**EXERCISE INPUT**
— start —

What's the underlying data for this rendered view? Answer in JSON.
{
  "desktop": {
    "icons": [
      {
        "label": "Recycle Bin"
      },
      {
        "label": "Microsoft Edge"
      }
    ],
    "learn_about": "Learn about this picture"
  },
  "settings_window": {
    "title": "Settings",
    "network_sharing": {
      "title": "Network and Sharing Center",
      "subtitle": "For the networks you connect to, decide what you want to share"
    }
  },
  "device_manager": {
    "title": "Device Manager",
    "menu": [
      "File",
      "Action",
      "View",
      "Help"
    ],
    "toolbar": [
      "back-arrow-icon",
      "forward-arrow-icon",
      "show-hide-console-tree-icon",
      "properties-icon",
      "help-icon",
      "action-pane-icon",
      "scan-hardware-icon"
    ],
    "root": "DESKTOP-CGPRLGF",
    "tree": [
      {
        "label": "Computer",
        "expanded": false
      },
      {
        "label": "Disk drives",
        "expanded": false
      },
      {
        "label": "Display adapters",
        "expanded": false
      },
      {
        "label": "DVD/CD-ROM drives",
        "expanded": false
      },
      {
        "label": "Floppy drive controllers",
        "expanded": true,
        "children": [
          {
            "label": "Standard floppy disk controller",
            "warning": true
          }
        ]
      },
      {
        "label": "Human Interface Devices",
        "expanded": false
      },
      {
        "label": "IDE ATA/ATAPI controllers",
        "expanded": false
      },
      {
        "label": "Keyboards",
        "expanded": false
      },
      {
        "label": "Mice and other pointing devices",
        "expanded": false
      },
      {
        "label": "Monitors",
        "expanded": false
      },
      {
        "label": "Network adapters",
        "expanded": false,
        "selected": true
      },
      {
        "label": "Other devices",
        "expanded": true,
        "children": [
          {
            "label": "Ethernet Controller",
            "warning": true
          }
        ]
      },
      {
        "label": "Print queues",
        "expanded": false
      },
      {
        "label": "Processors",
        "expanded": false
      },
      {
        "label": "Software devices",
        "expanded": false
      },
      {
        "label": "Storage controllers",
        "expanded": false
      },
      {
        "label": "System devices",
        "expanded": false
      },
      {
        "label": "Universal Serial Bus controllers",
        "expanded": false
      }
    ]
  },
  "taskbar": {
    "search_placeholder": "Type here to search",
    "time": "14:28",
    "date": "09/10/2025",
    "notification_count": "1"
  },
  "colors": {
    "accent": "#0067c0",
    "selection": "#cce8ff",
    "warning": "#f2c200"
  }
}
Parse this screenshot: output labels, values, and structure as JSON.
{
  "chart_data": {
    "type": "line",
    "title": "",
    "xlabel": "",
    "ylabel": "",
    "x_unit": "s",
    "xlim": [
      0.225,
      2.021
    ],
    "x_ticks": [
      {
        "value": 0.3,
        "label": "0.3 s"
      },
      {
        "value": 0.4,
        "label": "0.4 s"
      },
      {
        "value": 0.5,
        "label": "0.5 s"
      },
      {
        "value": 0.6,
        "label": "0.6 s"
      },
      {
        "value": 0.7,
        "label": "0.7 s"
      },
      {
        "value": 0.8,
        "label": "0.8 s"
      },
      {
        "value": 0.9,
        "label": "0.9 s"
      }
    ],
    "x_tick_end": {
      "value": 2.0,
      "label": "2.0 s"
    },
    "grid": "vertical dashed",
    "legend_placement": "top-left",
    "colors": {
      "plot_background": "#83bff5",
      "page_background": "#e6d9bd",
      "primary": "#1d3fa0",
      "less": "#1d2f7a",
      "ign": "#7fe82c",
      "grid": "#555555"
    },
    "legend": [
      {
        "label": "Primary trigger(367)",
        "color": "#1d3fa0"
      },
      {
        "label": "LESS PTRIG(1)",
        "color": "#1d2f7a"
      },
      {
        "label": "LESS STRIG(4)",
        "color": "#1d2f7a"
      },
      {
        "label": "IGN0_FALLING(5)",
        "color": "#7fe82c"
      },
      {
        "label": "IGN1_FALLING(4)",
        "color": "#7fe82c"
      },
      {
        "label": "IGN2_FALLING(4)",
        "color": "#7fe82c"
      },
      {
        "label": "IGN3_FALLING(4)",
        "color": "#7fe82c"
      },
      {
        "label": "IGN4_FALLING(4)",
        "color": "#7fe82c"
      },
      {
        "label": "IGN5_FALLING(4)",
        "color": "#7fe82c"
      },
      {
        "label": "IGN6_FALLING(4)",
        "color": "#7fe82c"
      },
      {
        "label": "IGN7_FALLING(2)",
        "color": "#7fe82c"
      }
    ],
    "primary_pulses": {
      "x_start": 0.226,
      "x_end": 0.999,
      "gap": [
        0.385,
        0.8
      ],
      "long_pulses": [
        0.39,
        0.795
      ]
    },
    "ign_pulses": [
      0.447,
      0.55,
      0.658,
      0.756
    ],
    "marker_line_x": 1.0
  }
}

— end —

**WHAT YOU NEED TO DO**
Set down the entries verbatim, leaving none out.

**TASK SOLUTION**
What's the underlying data for this rendered view? Answer in JSON.
{
  "desktop": {
    "icons": [
      {
        "label": "Recycle Bin"
      },
      {
        "label": "Microsoft Edge"
      }
    ],
    "learn_about": "Learn about this picture"
  },
  "settings_window": {
    "title": "Settings",
    "network_sharing": {
      "title": "Network and Sharing Center",
      "subtitle": "For the networks you connect to, decide what you want to share"
    }
  },
  "device_manager": {
    "title": "Device Manager",
    "menu": [
      "File",
      "Action",
      "View",
      "Help"
    ],
    "toolbar": [
      "back-arrow-icon",
      "forward-arrow-icon",
      "show-hide-console-tree-icon",
      "properties-icon",
      "help-icon",
      "action-pane-icon",
      "scan-hardware-icon"
    ],
    "root": "DESKTOP-CGPRLGF",
    "tree": [
      {
        "label": "Computer",
        "expanded": false
      },
      {
        "label": "Disk drives",
        "expanded": false
      },
      {
        "label": "Display adapters",
        "expanded": false
      },
      {
        "label": "DVD/CD-ROM drives",
        "expanded": false
      },
      {
        "label": "Floppy drive controllers",
        "expanded": true,
        "children": [
          {
            "label": "Standard floppy disk controller",
            "warning": true
          }
        ]
      },
      {
        "label": "Human Interface Devices",
        "expanded": false
      },
      {
        "label": "IDE ATA/ATAPI controllers",
        "expanded": false
      },
      {
        "label": "Keyboards",
        "expanded": false
      },
      {
        "label": "Mice and other pointing devices",
        "expanded": false
      },
      {
        "label": "Monitors",
        "expanded": false
      },
      {
        "label": "Network adapters",
        "expanded": false,
        "selected": true
      },
      {
        "label": "Other devices",
        "expanded": true,
        "children": [
          {
            "label": "Ethernet Controller",
            "warning": true
          }
        ]
      },
      {
        "label": "Print queues",
        "expanded": false
      },
      {
        "label": "Processors",
        "expanded": false
      },
      {
        "label": "Software devices",
        "expanded": false
      },
      {
        "label": "Storage controllers",
        "expanded": false
      },
      {
        "label": "System devices",
        "expanded": false
      },
      {
        "label": "Universal Serial Bus controllers",
        "expanded": false
      }
    ]
  },
  "taskbar": {
    "search_placeholder": "Type here to search",
    "time": "14:28",
    "date": "09/10/2025",
    "notification_count": "1"
  },
  "colors": {
    "accent": "#0067c0",
    "selection": "#cce8ff",
    "warning": "#f2c200"
  }
}
Parse this screenshot: output labels, values, and structure as JSON.
{
  "chart_data": {
    "type": "line",
    "title": "",
    "xlabel": "",
    "ylabel": "",
    "x_unit": "s",
    "xlim": [
      0.225,
      2.021
    ],
    "x_ticks": [
      {
        "value": 0.3,
        "label": "0.3 s"
      },
      {
        "value": 0.4,
        "label": "0.4 s"
      },
      {
        "value": 0.5,
        "label": "0.5 s"
      },
      {
        "value": 0.6,
        "label": "0.6 s"
      },
      {
        "value": 0.7,
        "label": "0.7 s"
      },
      {
        "value": 0.8,
        "label": "0.8 s"
      },
      {
        "value": 0.9,
        "label": "0.9 s"
      }
    ],
    "x_tick_end": {
      "value": 2.0,
      "label": "2.0 s"
    },
    "grid": "vertical dashed",
    "legend_placement": "top-left",
    "colors": {
      "plot_background": "#83bff5",
      "page_background": "#e6d9bd",
      "primary": "#1d3fa0",
      "less": "#1d2f7a",
      "ign": "#7fe82c",
      "grid": "#555555"
    },
    "legend": [
      {
        "label": "Primary trigger(367)",
        "color": "#1d3fa0"
      },
      {
        "label": "LESS PTRIG(1)",
        "color": "#1d2f7a"
      },
      {
        "label": "LESS STRIG(4)",
        "color": "#1d2f7a"
      },
      {
        "label": "IGN0_FALLING(5)",
        "color": "#7fe82c"
      },
      {
        "label": "IGN1_FALLING(4)",
        "color": "#7fe82c"
      },
      {
        "label": "IGN2_FALLING(4)",
        "color": "#7fe82c"
      },
      {
        "label": "IGN3_FALLING(4)",
        "color": "#7fe82c"
      },
      {
        "label": "IGN4_FALLING(4)",
        "color": "#7fe82c"
      },
      {
        "label": "IGN5_FALLING(4)",
        "color": "#7fe82c"
      },
      {
        "label": "IGN6_FALLING(4)",
        "color": "#7fe82c"
      },
      {
        "label": "IGN7_FALLING(2)",
        "color": "#7fe82c"
      }
    ],
    "primary_pulses": {
      "x_start": 0.226,
      "x_end": 0.999,
      "gap": [
        0.385,
        0.8
      ],
      "long_pulses": [
        0.39,
        0.795
      ]
    },
    "ign_pulses": [
      0.447,
      0.55,
      0.658,
      0.756
    ],
    "marker_line_x": 1.0
  }
}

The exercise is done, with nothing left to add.